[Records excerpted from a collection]

# # # # # # #

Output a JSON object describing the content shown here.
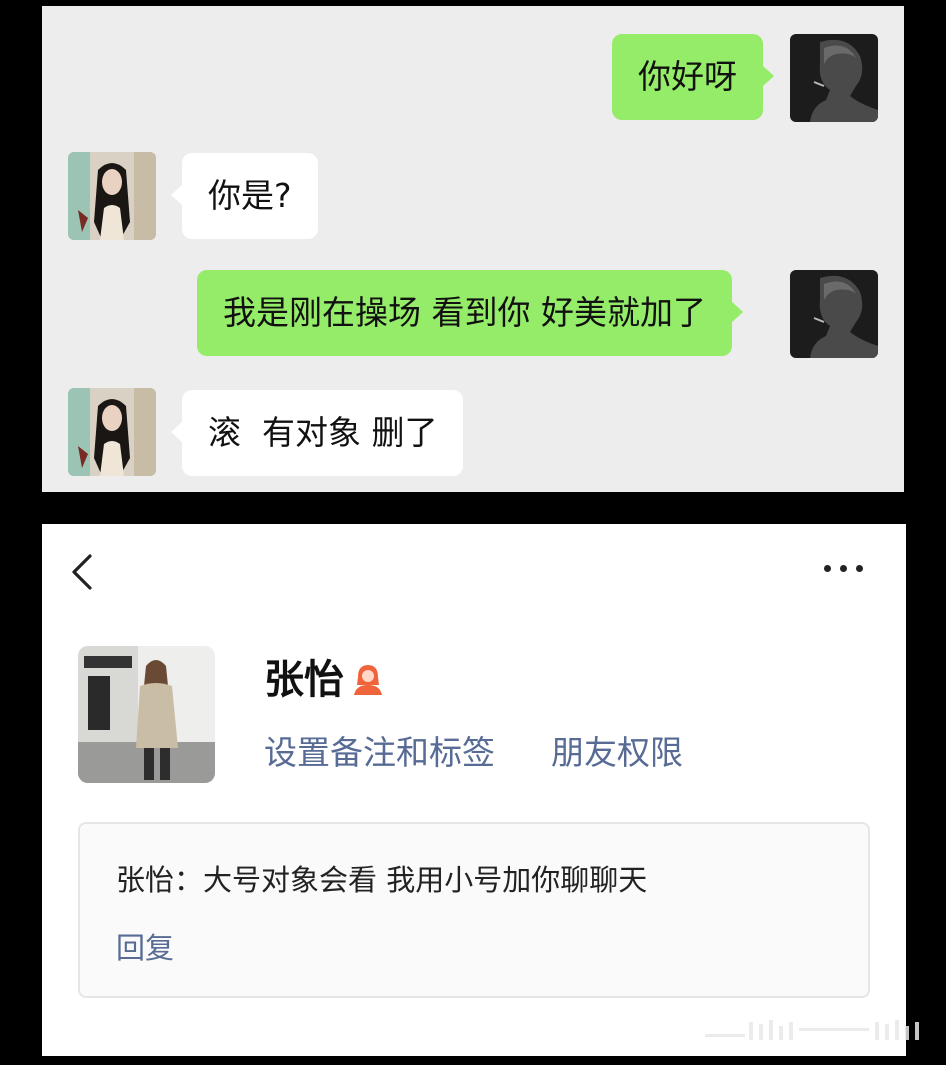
{
  "chat": {
    "messages": [
      {
        "side": "sent",
        "text": "你好呀"
      },
      {
        "side": "received",
        "text": "你是?"
      },
      {
        "side": "sent",
        "text": "我是刚在操场 看到你 好美就加了"
      },
      {
        "side": "received",
        "text": "滚  有对象 删了"
      }
    ]
  },
  "profile": {
    "back_icon": "chevron-left-icon",
    "more_icon": "more-dots-icon",
    "name": "张怡",
    "gender_icon": "female-person-icon",
    "links": {
      "remark": "设置备注和标签",
      "permission": "朋友权限"
    },
    "greeting_message": "张怡：大号对象会看 我用小号加你聊聊天",
    "reply_label": "回复"
  },
  "colors": {
    "sent_bubble": "#95ec69",
    "received_bubble": "#ffffff",
    "chat_background": "#ededed",
    "link": "#576b95",
    "gender_icon": "#f0643c"
  }
}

# # # # # # #

* **Brief**: Give back the entries verbatim. Do not include any picture.

* **Result for this task**:
Output a JSON object describing the content shown here.
{
  "chat": {
    "messages": [
      {
        "side": "sent",
        "text": "你好呀"
      },
      {
        "side": "received",
        "text": "你是?"
      },
      {
        "side": "sent",
        "text": "我是刚在操场 看到你 好美就加了"
      },
      {
        "side": "received",
        "text": "滚  有对象 删了"
      }
    ]
  },
  "profile": {
    "back_icon": "chevron-left-icon",
    "more_icon": "more-dots-icon",
    "name": "张怡",
    "gender_icon": "female-person-icon",
    "links": {
      "remark": "设置备注和标签",
      "permission": "朋友权限"
    },
    "greeting_message": "张怡：大号对象会看 我用小号加你聊聊天",
    "reply_label": "回复"
  },
  "colors": {
    "sent_bubble": "#95ec69",
    "received_bubble": "#ffffff",
    "chat_background": "#ededed",
    "link": "#576b95",
    "gender_icon": "#f0643c"
  }
}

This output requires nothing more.